● **What is being asked**:
Seek out every line containing the word "this", and copy each.
------ Records for the exercise
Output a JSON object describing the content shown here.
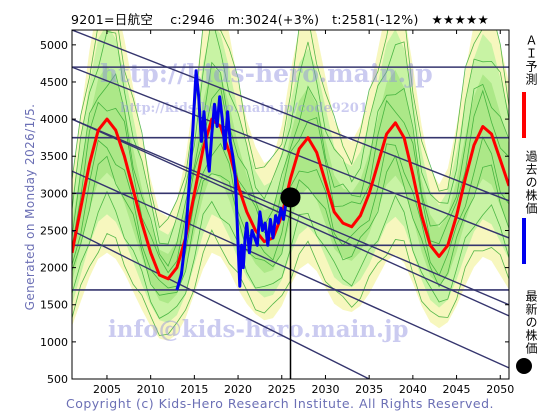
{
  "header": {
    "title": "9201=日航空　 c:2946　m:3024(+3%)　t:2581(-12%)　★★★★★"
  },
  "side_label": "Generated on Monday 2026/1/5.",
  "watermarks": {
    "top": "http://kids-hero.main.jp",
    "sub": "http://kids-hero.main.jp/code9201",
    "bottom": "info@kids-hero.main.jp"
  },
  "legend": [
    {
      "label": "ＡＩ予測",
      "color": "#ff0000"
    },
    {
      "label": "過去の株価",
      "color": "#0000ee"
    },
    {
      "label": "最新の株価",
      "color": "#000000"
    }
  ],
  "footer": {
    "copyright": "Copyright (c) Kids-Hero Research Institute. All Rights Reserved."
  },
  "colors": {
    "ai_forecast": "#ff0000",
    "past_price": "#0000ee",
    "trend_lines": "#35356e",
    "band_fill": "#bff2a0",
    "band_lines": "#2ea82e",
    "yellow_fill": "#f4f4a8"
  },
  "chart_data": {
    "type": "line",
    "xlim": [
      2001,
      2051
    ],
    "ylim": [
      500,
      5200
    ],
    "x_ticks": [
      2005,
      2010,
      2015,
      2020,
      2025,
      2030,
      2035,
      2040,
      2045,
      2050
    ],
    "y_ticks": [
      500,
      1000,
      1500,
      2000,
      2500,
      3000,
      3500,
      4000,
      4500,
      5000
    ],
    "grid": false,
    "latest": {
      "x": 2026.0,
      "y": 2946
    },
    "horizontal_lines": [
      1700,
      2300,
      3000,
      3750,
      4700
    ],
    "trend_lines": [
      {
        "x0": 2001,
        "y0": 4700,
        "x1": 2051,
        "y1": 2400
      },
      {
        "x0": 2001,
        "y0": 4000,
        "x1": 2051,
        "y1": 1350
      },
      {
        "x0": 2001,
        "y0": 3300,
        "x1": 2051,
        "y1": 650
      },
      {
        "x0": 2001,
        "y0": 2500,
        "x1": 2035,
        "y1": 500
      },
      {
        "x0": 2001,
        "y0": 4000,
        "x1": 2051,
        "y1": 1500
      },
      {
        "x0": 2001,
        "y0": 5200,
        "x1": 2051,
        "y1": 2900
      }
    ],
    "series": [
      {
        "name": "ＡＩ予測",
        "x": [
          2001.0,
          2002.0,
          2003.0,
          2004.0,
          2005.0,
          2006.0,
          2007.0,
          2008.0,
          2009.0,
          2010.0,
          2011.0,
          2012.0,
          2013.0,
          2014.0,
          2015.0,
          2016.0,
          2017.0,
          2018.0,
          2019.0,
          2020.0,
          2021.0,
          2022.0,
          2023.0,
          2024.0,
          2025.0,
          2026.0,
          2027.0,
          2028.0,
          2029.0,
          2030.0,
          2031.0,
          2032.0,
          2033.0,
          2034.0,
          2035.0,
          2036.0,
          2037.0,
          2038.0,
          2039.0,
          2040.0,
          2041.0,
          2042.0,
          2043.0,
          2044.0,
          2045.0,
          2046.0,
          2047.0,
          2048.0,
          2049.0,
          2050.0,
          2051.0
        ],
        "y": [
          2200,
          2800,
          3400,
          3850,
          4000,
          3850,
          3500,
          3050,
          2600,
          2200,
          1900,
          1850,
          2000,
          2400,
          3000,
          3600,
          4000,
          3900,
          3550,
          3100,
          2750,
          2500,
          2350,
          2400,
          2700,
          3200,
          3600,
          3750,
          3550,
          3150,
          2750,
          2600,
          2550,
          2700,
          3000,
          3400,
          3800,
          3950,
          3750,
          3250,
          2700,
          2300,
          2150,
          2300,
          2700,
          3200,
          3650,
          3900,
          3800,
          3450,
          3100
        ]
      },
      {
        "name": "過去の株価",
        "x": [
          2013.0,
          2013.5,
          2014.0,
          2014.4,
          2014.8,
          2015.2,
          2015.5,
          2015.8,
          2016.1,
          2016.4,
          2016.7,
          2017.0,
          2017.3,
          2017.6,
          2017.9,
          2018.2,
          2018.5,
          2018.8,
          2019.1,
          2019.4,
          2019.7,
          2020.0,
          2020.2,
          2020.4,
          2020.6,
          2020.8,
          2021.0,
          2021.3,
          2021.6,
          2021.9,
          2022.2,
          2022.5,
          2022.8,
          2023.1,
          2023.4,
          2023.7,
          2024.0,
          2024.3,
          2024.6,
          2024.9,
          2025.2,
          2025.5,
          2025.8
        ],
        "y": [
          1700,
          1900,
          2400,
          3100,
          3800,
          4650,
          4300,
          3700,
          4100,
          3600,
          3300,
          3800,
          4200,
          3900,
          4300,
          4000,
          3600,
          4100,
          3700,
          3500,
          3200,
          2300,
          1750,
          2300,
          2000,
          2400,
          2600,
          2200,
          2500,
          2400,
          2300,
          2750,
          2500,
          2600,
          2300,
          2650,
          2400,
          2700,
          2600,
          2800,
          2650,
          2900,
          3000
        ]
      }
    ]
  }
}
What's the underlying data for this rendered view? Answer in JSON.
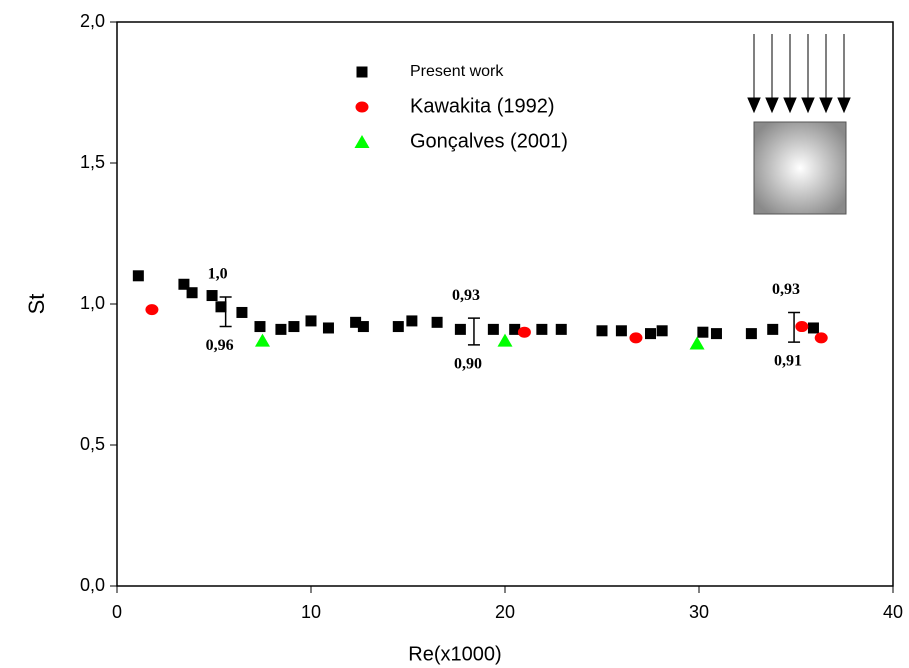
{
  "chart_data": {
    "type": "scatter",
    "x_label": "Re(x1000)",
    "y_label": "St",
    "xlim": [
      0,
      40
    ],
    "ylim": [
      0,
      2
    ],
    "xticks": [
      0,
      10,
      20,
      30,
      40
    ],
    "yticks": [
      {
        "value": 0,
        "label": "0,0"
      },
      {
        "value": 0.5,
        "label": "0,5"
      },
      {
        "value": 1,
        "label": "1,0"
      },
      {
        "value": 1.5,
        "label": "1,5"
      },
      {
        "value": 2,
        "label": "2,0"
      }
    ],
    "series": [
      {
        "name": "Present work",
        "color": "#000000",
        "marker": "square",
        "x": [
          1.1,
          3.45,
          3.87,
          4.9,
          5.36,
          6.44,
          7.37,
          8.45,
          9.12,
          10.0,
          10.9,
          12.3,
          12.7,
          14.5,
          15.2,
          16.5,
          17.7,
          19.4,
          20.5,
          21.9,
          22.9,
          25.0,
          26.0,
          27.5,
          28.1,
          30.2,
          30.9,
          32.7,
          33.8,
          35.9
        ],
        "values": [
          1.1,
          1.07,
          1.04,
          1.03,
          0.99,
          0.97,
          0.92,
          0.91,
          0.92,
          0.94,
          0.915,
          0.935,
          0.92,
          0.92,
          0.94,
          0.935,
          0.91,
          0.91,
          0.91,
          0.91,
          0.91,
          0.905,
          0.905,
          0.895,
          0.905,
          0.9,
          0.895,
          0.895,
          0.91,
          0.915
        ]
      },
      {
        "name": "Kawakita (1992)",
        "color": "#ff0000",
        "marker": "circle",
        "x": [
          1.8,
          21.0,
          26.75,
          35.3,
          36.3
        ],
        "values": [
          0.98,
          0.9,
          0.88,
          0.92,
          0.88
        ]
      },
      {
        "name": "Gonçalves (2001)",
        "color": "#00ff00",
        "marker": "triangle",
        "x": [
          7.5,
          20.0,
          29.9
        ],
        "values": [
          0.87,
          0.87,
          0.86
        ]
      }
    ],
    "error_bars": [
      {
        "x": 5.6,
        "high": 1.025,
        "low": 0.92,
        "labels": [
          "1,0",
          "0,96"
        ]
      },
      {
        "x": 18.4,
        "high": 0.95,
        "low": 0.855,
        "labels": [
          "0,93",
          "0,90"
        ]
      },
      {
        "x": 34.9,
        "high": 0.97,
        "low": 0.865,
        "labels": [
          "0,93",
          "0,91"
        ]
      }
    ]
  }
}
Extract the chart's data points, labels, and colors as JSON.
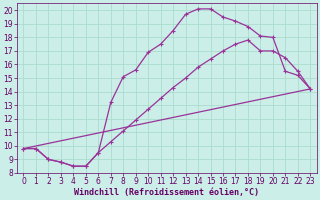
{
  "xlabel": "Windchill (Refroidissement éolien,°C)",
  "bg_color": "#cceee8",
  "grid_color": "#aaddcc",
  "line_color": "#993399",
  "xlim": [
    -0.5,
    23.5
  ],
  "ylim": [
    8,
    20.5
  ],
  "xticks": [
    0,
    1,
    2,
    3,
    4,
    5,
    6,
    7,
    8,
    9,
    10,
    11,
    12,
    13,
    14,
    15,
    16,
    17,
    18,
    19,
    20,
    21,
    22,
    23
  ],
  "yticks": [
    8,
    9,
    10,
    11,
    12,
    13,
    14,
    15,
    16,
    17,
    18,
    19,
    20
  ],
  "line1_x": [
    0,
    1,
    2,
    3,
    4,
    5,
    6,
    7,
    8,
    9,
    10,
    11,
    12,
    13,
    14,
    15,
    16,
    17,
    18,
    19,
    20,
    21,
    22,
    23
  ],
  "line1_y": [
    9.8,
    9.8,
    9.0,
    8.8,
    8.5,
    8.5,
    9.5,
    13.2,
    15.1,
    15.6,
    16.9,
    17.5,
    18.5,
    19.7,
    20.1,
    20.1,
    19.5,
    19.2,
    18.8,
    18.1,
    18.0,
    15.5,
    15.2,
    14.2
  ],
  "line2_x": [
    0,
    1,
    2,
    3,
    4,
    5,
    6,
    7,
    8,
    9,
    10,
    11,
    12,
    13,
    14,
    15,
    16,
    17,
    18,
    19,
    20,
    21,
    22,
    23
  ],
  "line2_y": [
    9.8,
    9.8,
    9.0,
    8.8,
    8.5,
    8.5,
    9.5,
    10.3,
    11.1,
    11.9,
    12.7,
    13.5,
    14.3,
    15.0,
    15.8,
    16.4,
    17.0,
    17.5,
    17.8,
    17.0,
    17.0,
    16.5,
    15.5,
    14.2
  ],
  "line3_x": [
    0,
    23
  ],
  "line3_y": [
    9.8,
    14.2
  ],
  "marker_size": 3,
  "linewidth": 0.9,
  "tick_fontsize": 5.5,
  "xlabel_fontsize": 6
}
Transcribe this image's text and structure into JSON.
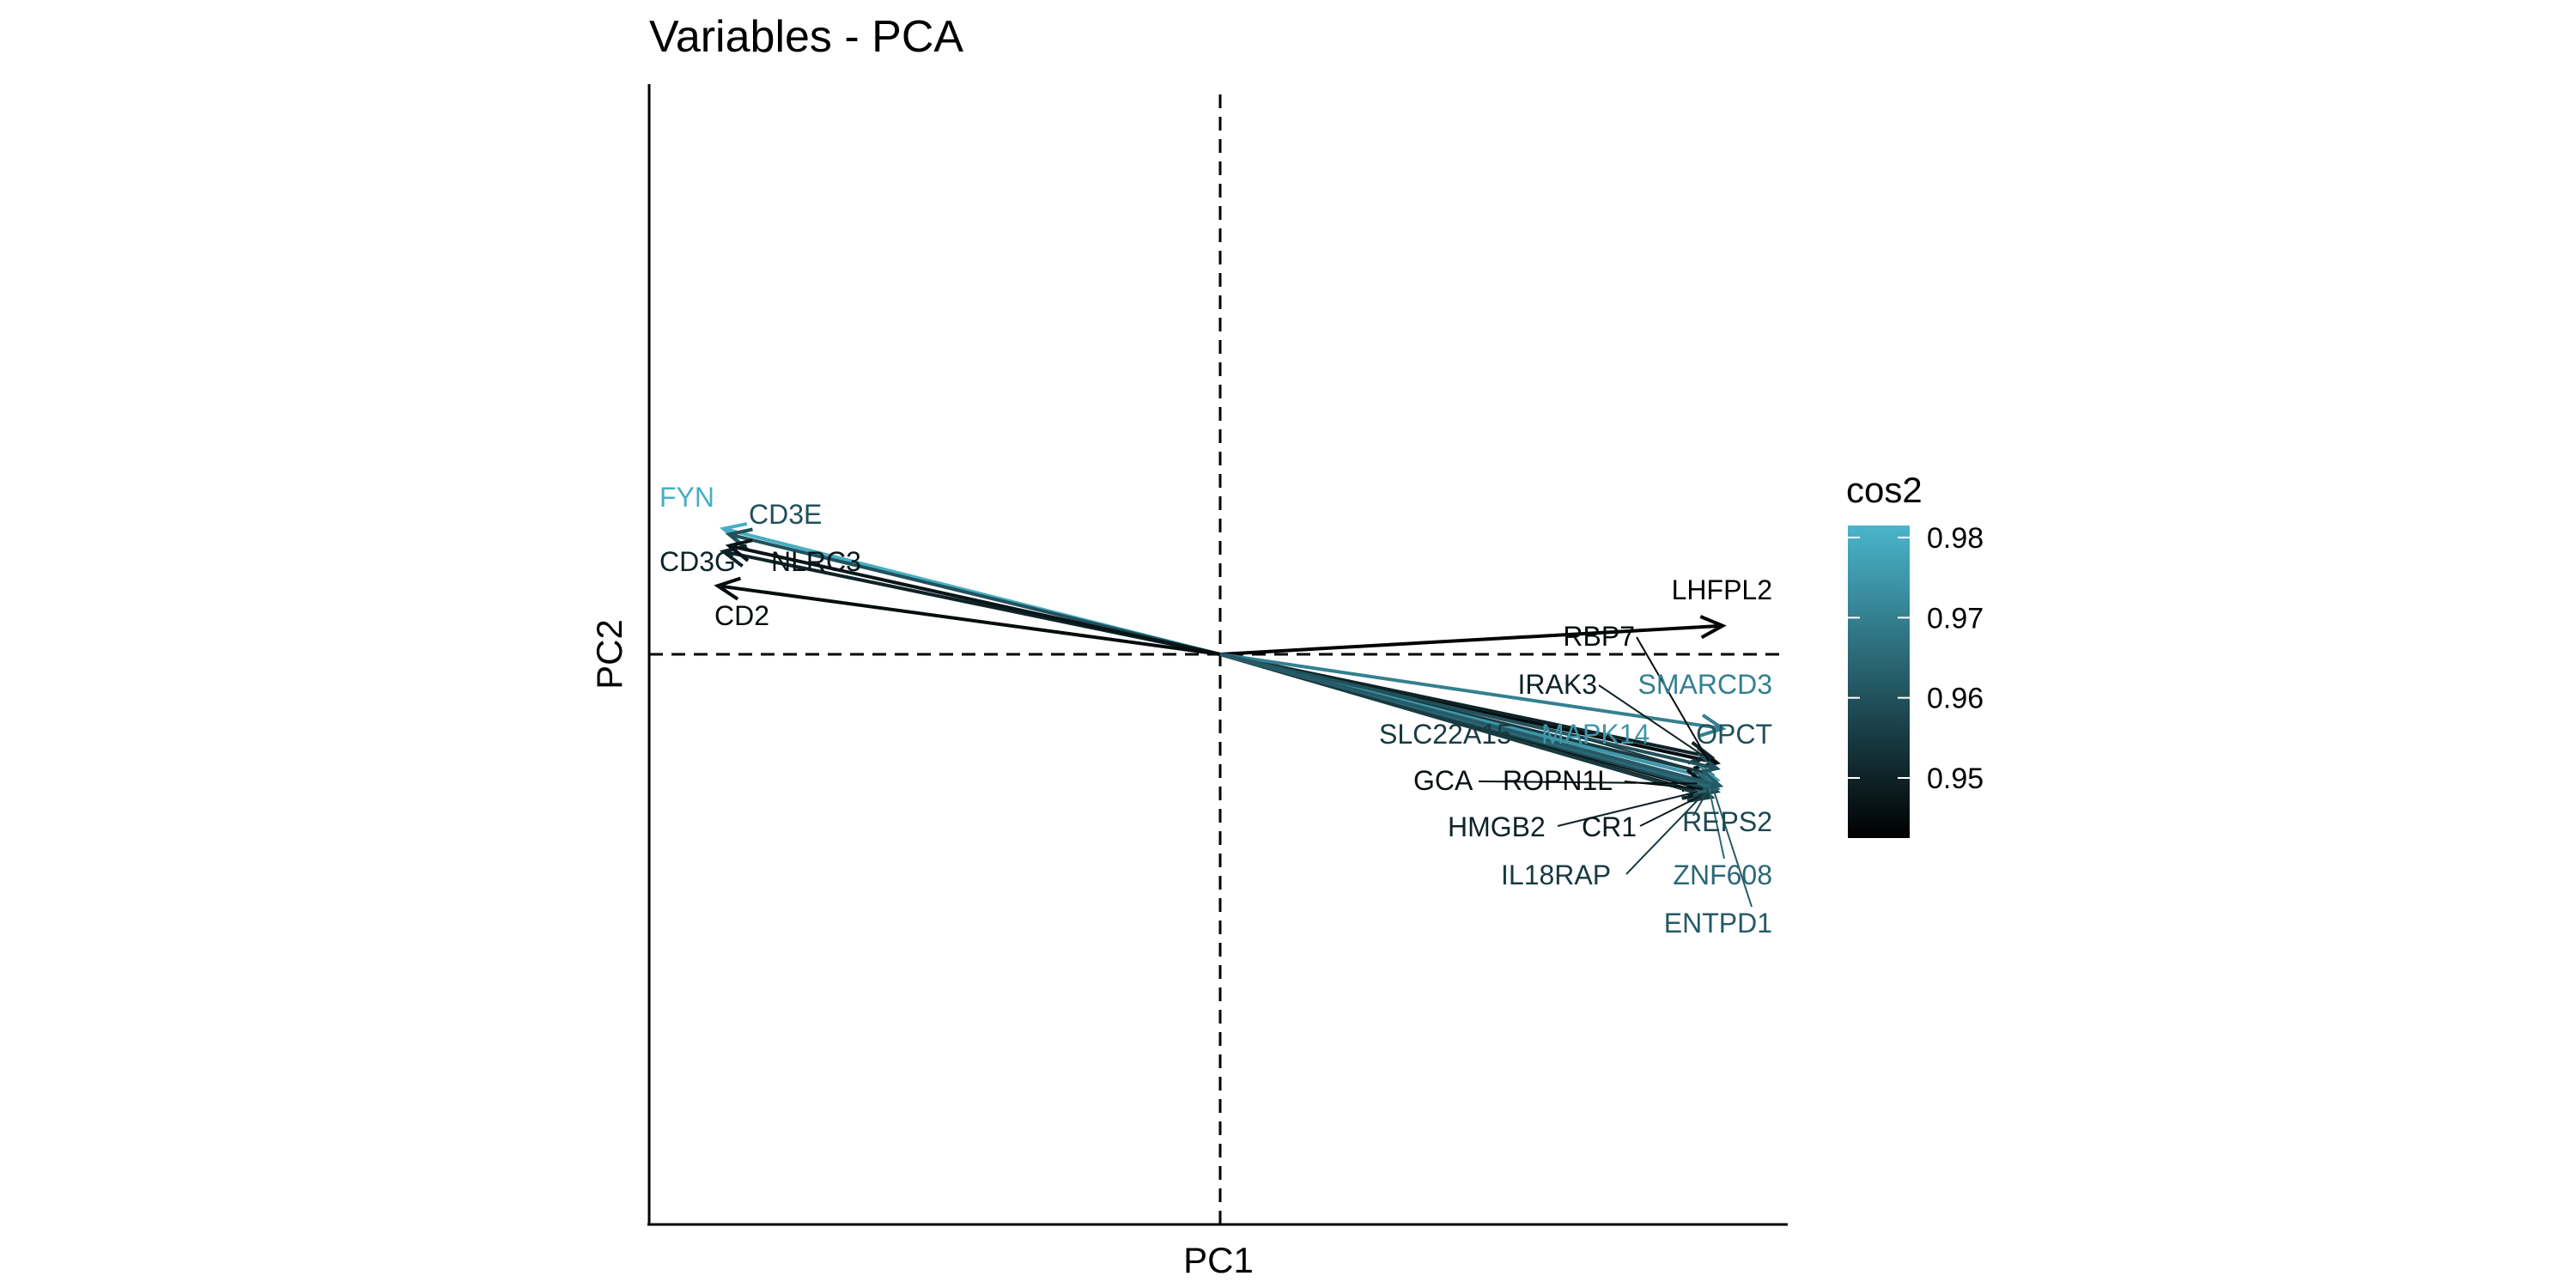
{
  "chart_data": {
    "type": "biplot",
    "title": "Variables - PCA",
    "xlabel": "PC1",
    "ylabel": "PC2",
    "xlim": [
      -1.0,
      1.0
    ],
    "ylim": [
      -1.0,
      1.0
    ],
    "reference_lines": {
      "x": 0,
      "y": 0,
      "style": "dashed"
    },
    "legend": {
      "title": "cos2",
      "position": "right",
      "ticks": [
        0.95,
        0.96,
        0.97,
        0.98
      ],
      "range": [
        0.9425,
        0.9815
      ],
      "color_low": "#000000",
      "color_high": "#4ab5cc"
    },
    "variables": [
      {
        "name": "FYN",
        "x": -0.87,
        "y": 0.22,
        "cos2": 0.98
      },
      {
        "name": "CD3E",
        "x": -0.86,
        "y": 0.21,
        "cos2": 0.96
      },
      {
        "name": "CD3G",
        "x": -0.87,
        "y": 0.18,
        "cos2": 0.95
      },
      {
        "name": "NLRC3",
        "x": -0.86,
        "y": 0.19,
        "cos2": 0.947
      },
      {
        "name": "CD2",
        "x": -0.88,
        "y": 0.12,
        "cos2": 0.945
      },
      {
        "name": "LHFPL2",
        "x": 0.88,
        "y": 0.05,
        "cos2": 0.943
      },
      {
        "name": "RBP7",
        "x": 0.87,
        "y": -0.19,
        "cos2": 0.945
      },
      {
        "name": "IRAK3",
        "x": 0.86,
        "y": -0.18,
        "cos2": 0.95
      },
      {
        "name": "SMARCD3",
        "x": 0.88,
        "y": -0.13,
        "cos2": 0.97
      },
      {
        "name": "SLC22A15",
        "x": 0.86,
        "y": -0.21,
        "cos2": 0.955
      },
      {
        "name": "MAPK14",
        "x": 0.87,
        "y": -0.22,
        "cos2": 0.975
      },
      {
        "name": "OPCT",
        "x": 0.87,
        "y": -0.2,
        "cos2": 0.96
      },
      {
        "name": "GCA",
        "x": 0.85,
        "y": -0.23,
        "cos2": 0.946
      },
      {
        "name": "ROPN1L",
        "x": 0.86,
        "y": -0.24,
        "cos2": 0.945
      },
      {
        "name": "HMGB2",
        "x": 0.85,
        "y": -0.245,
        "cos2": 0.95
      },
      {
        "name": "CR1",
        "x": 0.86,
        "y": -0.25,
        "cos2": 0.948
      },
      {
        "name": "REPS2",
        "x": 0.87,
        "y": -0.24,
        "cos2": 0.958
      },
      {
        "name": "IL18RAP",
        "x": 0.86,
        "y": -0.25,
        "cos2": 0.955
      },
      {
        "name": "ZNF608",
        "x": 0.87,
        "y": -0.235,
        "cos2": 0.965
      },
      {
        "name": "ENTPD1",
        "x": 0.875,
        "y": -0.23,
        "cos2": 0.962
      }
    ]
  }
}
------------
● **Correct result**:
What's the underlying data for this rendered view? Answer in JSON.
Transcribe this image's text and structure into JSON.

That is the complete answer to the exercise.